▶ [What is needed] Each line of the data that includes the string "苎麻加工龙头企业已经建成" is to be copied out.

▶ [Saved entries]
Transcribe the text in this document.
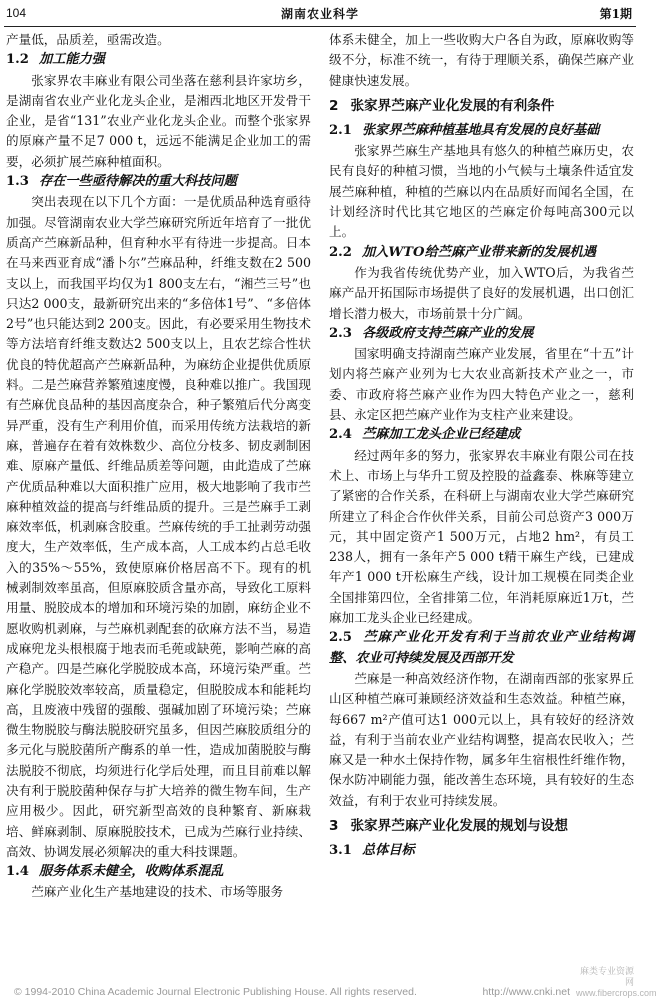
104	湖南农业科学	第1期

产量低，品质差，亟需改造。

1.2 加工能力强

张家界农丰麻业有限公司坐落在慈利县许家坊乡，是湖南省农业产业化龙头企业，是湘西北地区开发骨干企业，是省“131”农业产业化龙头企业。而整个张家界的原麻产量不足7 000 t，远远不能满足企业加工的需要，必须扩展苎麻种植面积。

1.3 存在一些亟待解决的重大科技问题

突出表现在以下几个方面：一是优质品种选育亟待加强。尽管湖南农业大学苎麻研究所近年培育了一批优质高产苎麻新品种，但育种水平有待进一步提高。日本在马来西亚育成“潘卜尔”苎麻品种，纤维支数在2 500支以上，而我国平均仅为1 800支左右，“湘苎三号”也只达2 000支，最新研究出来的“多倍体1号”、“多倍体2号”也只能达到2 200支。因此，有必要采用生物技术等方法培育纤维支数达2 500支以上，且农艺综合性状优良的特优超高产苎麻新品种，为麻纺企业提供优质原料。二是苎麻营养繁殖速度慢，良种难以推广。我国现有苎麻优良品种的基因高度杂合，种子繁殖后代分离变异严重，没有生产利用价值，而采用传统方法栽培的新麻，普遍存在着有效株数少、高位分枝多、韧皮剥制困难、原麻产量低、纤维品质差等问题，由此造成了苎麻产优质品种难以大面积推广应用，极大地影响了我市苎麻种植效益的提高与纤维品质的提升。三是苎麻手工剥麻效率低，机剥麻含胶重。苎麻传统的手工扯剥劳动强度大，生产效率低，生产成本高，人工成本约占总毛收入的35%～55%，致使原麻价格居高不下。现有的机械剥制效率虽高，但原麻胶质含量亦高，导致化工原料用量、脱胶成本的增加和环境污染的加剧，麻纺企业不愿收购机剥麻，与苎麻机剥配套的砍麻方法不当，易造成麻兜龙头根根腐于地表而毛蔸或缺蔸，影响苎麻的高产稳产。四是苎麻化学脱胶成本高，环境污染严重。苎麻化学脱胶效率较高，质量稳定，但脱胶成本和能耗均高，且废液中残留的强酸、强碱加剧了环境污染；苎麻微生物脱胶与酶法脱胶研究虽多，但因苎麻胶质组分的多元化与脱胶菌所产酶系的单一性，造成加菌脱胶与酶法脱胶不彻底，均须进行化学后处理，而且目前难以解决有利于脱胶菌种保存与扩大培养的微生物车间，生产应用极少。因此，研究新型高效的良种繁育、新麻栽培、鲜麻剥制、原麻脱胶技术，已成为苎麻行业持续、高效、协调发展必须解决的重大科技课题。

1.4 服务体系未健全，收购体系混乱

苎麻产业化生产基地建设的技术、市场等服务

体系未健全，加上一些收购大户各自为政，原麻收购等级不分，标准不统一，有待于理顺关系，确保苎麻产业健康快速发展。

2 张家界苎麻产业化发展的有利条件
2.1 张家界苎麻种植基地具有发展的良好基础

张家界苎麻生产基地具有悠久的种植苎麻历史，农民有良好的种植习惯，当地的小气候与土壤条件适宜发展苎麻种植，种植的苎麻以内在品质好而闻名全国，在计划经济时代比其它地区的苎麻定价每吨高300元以上。

2.2 加入WTO给苎麻产业带来新的发展机遇

作为我省传统优势产业，加入WTO后，为我省苎麻产品开拓国际市场提供了良好的发展机遇，出口创汇增长潜力极大，市场前景十分广阔。

2.3 各级政府支持苎麻产业的发展

国家明确支持湖南苎麻产业发展，省里在“十五”计划内将苎麻产业列为七大农业高新技术产业之一，市委、市政府将苎麻产业作为四大特色产业之一，慈利县、永定区把苎麻产业作为支柱产业来建设。

2.4 苎麻加工龙头企业已经建成

经过两年多的努力，张家界农丰麻业有限公司在技术上、市场上与华升工贸及控股的益鑫泰、株麻等建立了紧密的合作关系，在科研上与湖南农业大学苎麻研究所建立了科企合作伙伴关系，目前公司总资产3 000万元，其中固定资产1 500万元，占地2 hm²，有员工238人，拥有一条年产5 000 t精干麻生产线，已建成年产1 000 t开松麻生产线，设计加工规模在同类企业全国排第四位，全省排第二位，年消耗原麻近1万t，苎麻加工龙头企业已经建成。

2.5 苎麻产业化开发有利于当前农业产业结构调整、农业可持续发展及西部开发

苎麻是一种高效经济作物，在湖南西部的张家界丘山区种植苎麻可兼顾经济效益和生态效益。种植苎麻，每667 m²产值可达1 000元以上，具有较好的经济效益，有利于当前农业产业结构调整，提高农民收入；苎麻又是一种水土保持作物，属多年生宿根性纤维作物，保水防冲刷能力强，能改善生态环境，具有较好的生态效益，有利于农业可持续发展。

3 张家界苎麻产业化发展的规划与设想
3.1 总体目标
© 1994-2010 China Academic Journal Electronic Publishing House. All rights reserved.	http://www.cnki.net
麻类专业资源网
www.fibercrops.com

▶ [Result for this exercise]
2.4 苎麻加工龙头企业已经建成
经过两年多的努力，张家界农丰麻业有限公司在技术上、市场上与华升工贸及控股的益鑫泰、株麻等建立了紧密的合作关系，在科研上与湖南农业大学苎麻研究所建立了科企合作伙伴关系，目前公司总资产3 000万元，其中固定资产1 500万元，占地2 hm²，有员工238人，拥有一条年产5 000 t精干麻生产线，已建成年产1 000 t开松麻生产线，设计加工规模在同类企业全国排第四位，全省排第二位，年消耗原麻近1万t，苎麻加工龙头企业已经建成。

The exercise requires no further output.